━━━ Given entries ━━━
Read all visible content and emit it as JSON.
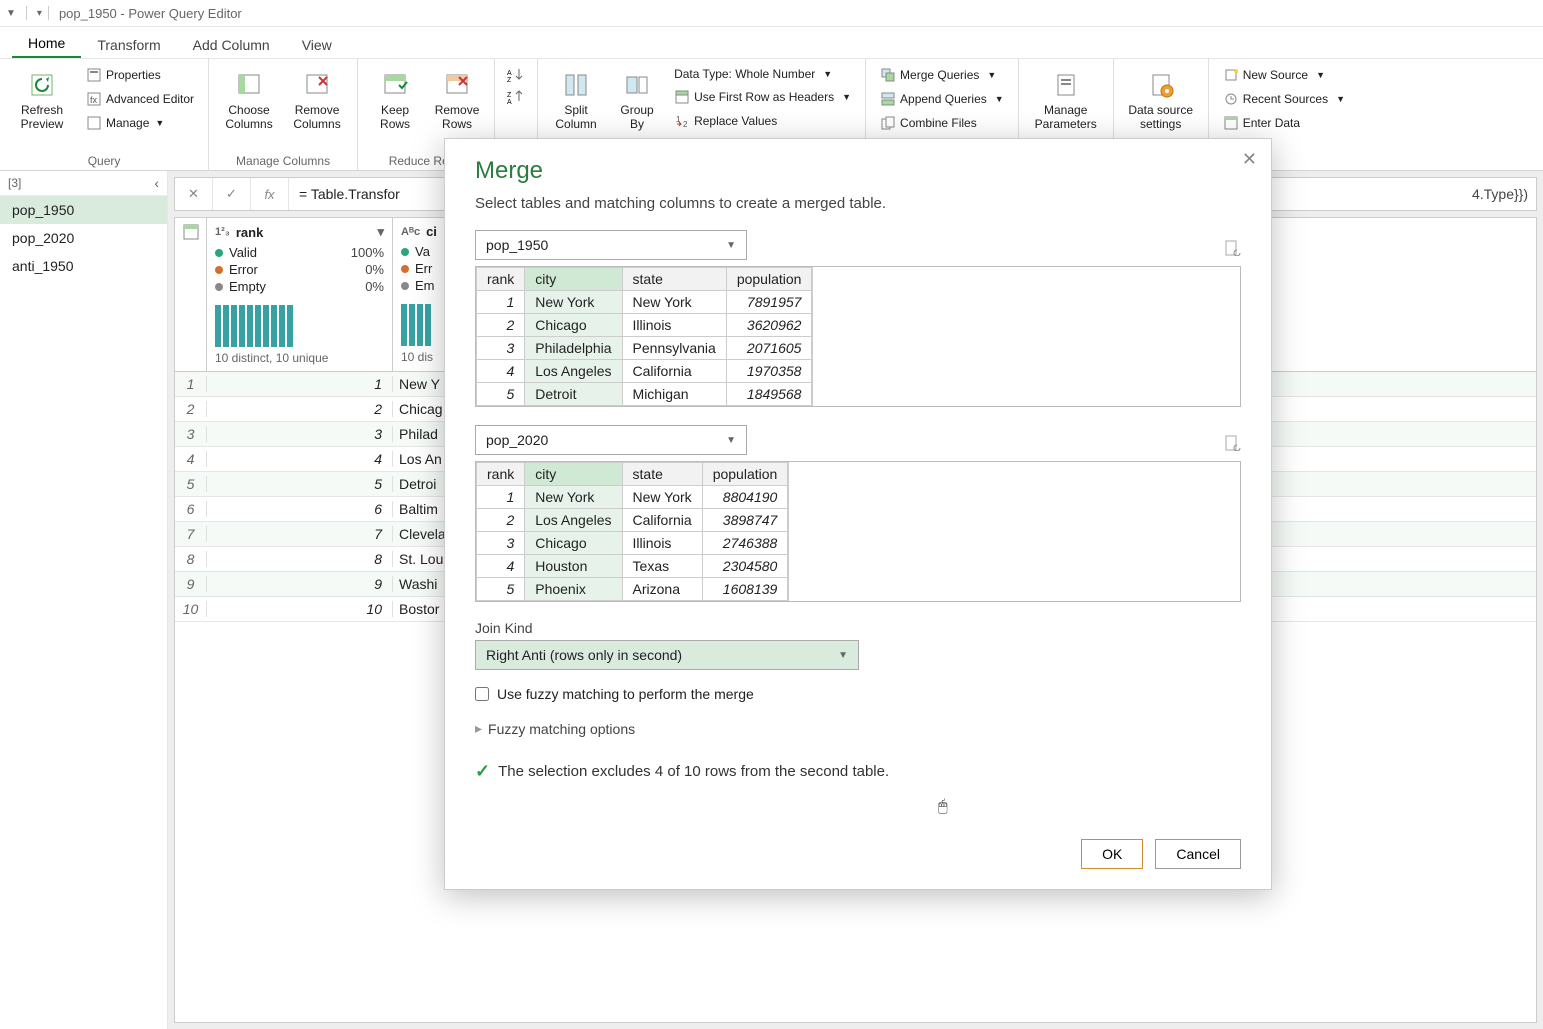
{
  "titlebar": {
    "title": "pop_1950 - Power Query Editor"
  },
  "tabs": [
    "Home",
    "Transform",
    "Add Column",
    "View"
  ],
  "active_tab": "Home",
  "ribbon": {
    "query": {
      "label": "Query",
      "refresh": "Refresh\nPreview",
      "properties": "Properties",
      "adv_editor": "Advanced Editor",
      "manage": "Manage"
    },
    "mc": {
      "label": "Manage Columns",
      "choose": "Choose\nColumns",
      "remove": "Remove\nColumns"
    },
    "rr": {
      "label": "Reduce Rows",
      "keep": "Keep\nRows",
      "remove": "Remove\nRows"
    },
    "sort": {
      "asc": "A→Z",
      "desc": "Z→A"
    },
    "transform": {
      "split": "Split\nColumn",
      "group": "Group\nBy",
      "datatype": "Data Type: Whole Number",
      "firstrow": "Use First Row as Headers",
      "replace": "Replace Values"
    },
    "combine": {
      "merge": "Merge Queries",
      "append": "Append Queries",
      "combine": "Combine Files"
    },
    "params": "Manage\nParameters",
    "ds": "Data source\nsettings",
    "nq": {
      "newsource": "New Source",
      "recent": "Recent Sources",
      "enter": "Enter Data"
    }
  },
  "sidebar": {
    "header": "[3]",
    "items": [
      "pop_1950",
      "pop_2020",
      "anti_1950"
    ],
    "selected": 0
  },
  "formula_bar": {
    "text": "= Table.Transfor",
    "tail": "4.Type}})"
  },
  "profile": {
    "col1": {
      "name": "rank",
      "type": "1²₃",
      "valid": "Valid",
      "valid_pct": "100%",
      "error": "Error",
      "error_pct": "0%",
      "empty": "Empty",
      "empty_pct": "0%",
      "distinct": "10 distinct, 10 unique"
    },
    "col2": {
      "name": "ci",
      "type": "Aᴮc",
      "valid": "Va",
      "error": "Err",
      "empty": "Em",
      "distinct": "10 dis"
    }
  },
  "rows": [
    {
      "idx": "1",
      "rank": "1",
      "city": "New Y"
    },
    {
      "idx": "2",
      "rank": "2",
      "city": "Chicag"
    },
    {
      "idx": "3",
      "rank": "3",
      "city": "Philad"
    },
    {
      "idx": "4",
      "rank": "4",
      "city": "Los An"
    },
    {
      "idx": "5",
      "rank": "5",
      "city": "Detroi"
    },
    {
      "idx": "6",
      "rank": "6",
      "city": "Baltim"
    },
    {
      "idx": "7",
      "rank": "7",
      "city": "Clevela"
    },
    {
      "idx": "8",
      "rank": "8",
      "city": "St. Lou"
    },
    {
      "idx": "9",
      "rank": "9",
      "city": "Washi"
    },
    {
      "idx": "10",
      "rank": "10",
      "city": "Bostor"
    }
  ],
  "modal": {
    "title": "Merge",
    "subtitle": "Select tables and matching columns to create a merged table.",
    "table1": {
      "name": "pop_1950",
      "cols": [
        "rank",
        "city",
        "state",
        "population"
      ],
      "selected_col": "city",
      "rows": [
        {
          "rank": "1",
          "city": "New York",
          "state": "New York",
          "pop": "7891957"
        },
        {
          "rank": "2",
          "city": "Chicago",
          "state": "Illinois",
          "pop": "3620962"
        },
        {
          "rank": "3",
          "city": "Philadelphia",
          "state": "Pennsylvania",
          "pop": "2071605"
        },
        {
          "rank": "4",
          "city": "Los Angeles",
          "state": "California",
          "pop": "1970358"
        },
        {
          "rank": "5",
          "city": "Detroit",
          "state": "Michigan",
          "pop": "1849568"
        }
      ]
    },
    "table2": {
      "name": "pop_2020",
      "cols": [
        "rank",
        "city",
        "state",
        "population"
      ],
      "selected_col": "city",
      "rows": [
        {
          "rank": "1",
          "city": "New York",
          "state": "New York",
          "pop": "8804190"
        },
        {
          "rank": "2",
          "city": "Los Angeles",
          "state": "California",
          "pop": "3898747"
        },
        {
          "rank": "3",
          "city": "Chicago",
          "state": "Illinois",
          "pop": "2746388"
        },
        {
          "rank": "4",
          "city": "Houston",
          "state": "Texas",
          "pop": "2304580"
        },
        {
          "rank": "5",
          "city": "Phoenix",
          "state": "Arizona",
          "pop": "1608139"
        }
      ]
    },
    "join_label": "Join Kind",
    "join_kind": "Right Anti (rows only in second)",
    "fuzzy_check": "Use fuzzy matching to perform the merge",
    "fuzzy_options": "Fuzzy matching options",
    "status": "The selection excludes 4 of 10 rows from the second table.",
    "ok": "OK",
    "cancel": "Cancel"
  }
}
━━━
Written instruction: Please set down each line of the data above exactly as written, without the pictures.

Task answer:
Read all visible content and emit it as JSON.
{
  "titlebar": {
    "title": "pop_1950 - Power Query Editor"
  },
  "tabs": [
    "Home",
    "Transform",
    "Add Column",
    "View"
  ],
  "active_tab": "Home",
  "ribbon": {
    "query": {
      "label": "Query",
      "refresh": "Refresh\nPreview",
      "properties": "Properties",
      "adv_editor": "Advanced Editor",
      "manage": "Manage"
    },
    "mc": {
      "label": "Manage Columns",
      "choose": "Choose\nColumns",
      "remove": "Remove\nColumns"
    },
    "rr": {
      "label": "Reduce Rows",
      "keep": "Keep\nRows",
      "remove": "Remove\nRows"
    },
    "sort": {
      "asc": "A→Z",
      "desc": "Z→A"
    },
    "transform": {
      "split": "Split\nColumn",
      "group": "Group\nBy",
      "datatype": "Data Type: Whole Number",
      "firstrow": "Use First Row as Headers",
      "replace": "Replace Values"
    },
    "combine": {
      "merge": "Merge Queries",
      "append": "Append Queries",
      "combine": "Combine Files"
    },
    "params": "Manage\nParameters",
    "ds": "Data source\nsettings",
    "nq": {
      "newsource": "New Source",
      "recent": "Recent Sources",
      "enter": "Enter Data"
    }
  },
  "sidebar": {
    "header": "[3]",
    "items": [
      "pop_1950",
      "pop_2020",
      "anti_1950"
    ],
    "selected": 0
  },
  "formula_bar": {
    "text": "= Table.Transfor",
    "tail": "4.Type}})"
  },
  "profile": {
    "col1": {
      "name": "rank",
      "type": "1²₃",
      "valid": "Valid",
      "valid_pct": "100%",
      "error": "Error",
      "error_pct": "0%",
      "empty": "Empty",
      "empty_pct": "0%",
      "distinct": "10 distinct, 10 unique"
    },
    "col2": {
      "name": "ci",
      "type": "Aᴮc",
      "valid": "Va",
      "error": "Err",
      "empty": "Em",
      "distinct": "10 dis"
    }
  },
  "rows": [
    {
      "idx": "1",
      "rank": "1",
      "city": "New Y"
    },
    {
      "idx": "2",
      "rank": "2",
      "city": "Chicag"
    },
    {
      "idx": "3",
      "rank": "3",
      "city": "Philad"
    },
    {
      "idx": "4",
      "rank": "4",
      "city": "Los An"
    },
    {
      "idx": "5",
      "rank": "5",
      "city": "Detroi"
    },
    {
      "idx": "6",
      "rank": "6",
      "city": "Baltim"
    },
    {
      "idx": "7",
      "rank": "7",
      "city": "Clevela"
    },
    {
      "idx": "8",
      "rank": "8",
      "city": "St. Lou"
    },
    {
      "idx": "9",
      "rank": "9",
      "city": "Washi"
    },
    {
      "idx": "10",
      "rank": "10",
      "city": "Bostor"
    }
  ],
  "modal": {
    "title": "Merge",
    "subtitle": "Select tables and matching columns to create a merged table.",
    "table1": {
      "name": "pop_1950",
      "cols": [
        "rank",
        "city",
        "state",
        "population"
      ],
      "selected_col": "city",
      "rows": [
        {
          "rank": "1",
          "city": "New York",
          "state": "New York",
          "pop": "7891957"
        },
        {
          "rank": "2",
          "city": "Chicago",
          "state": "Illinois",
          "pop": "3620962"
        },
        {
          "rank": "3",
          "city": "Philadelphia",
          "state": "Pennsylvania",
          "pop": "2071605"
        },
        {
          "rank": "4",
          "city": "Los Angeles",
          "state": "California",
          "pop": "1970358"
        },
        {
          "rank": "5",
          "city": "Detroit",
          "state": "Michigan",
          "pop": "1849568"
        }
      ]
    },
    "table2": {
      "name": "pop_2020",
      "cols": [
        "rank",
        "city",
        "state",
        "population"
      ],
      "selected_col": "city",
      "rows": [
        {
          "rank": "1",
          "city": "New York",
          "state": "New York",
          "pop": "8804190"
        },
        {
          "rank": "2",
          "city": "Los Angeles",
          "state": "California",
          "pop": "3898747"
        },
        {
          "rank": "3",
          "city": "Chicago",
          "state": "Illinois",
          "pop": "2746388"
        },
        {
          "rank": "4",
          "city": "Houston",
          "state": "Texas",
          "pop": "2304580"
        },
        {
          "rank": "5",
          "city": "Phoenix",
          "state": "Arizona",
          "pop": "1608139"
        }
      ]
    },
    "join_label": "Join Kind",
    "join_kind": "Right Anti (rows only in second)",
    "fuzzy_check": "Use fuzzy matching to perform the merge",
    "fuzzy_options": "Fuzzy matching options",
    "status": "The selection excludes 4 of 10 rows from the second table.",
    "ok": "OK",
    "cancel": "Cancel"
  }
}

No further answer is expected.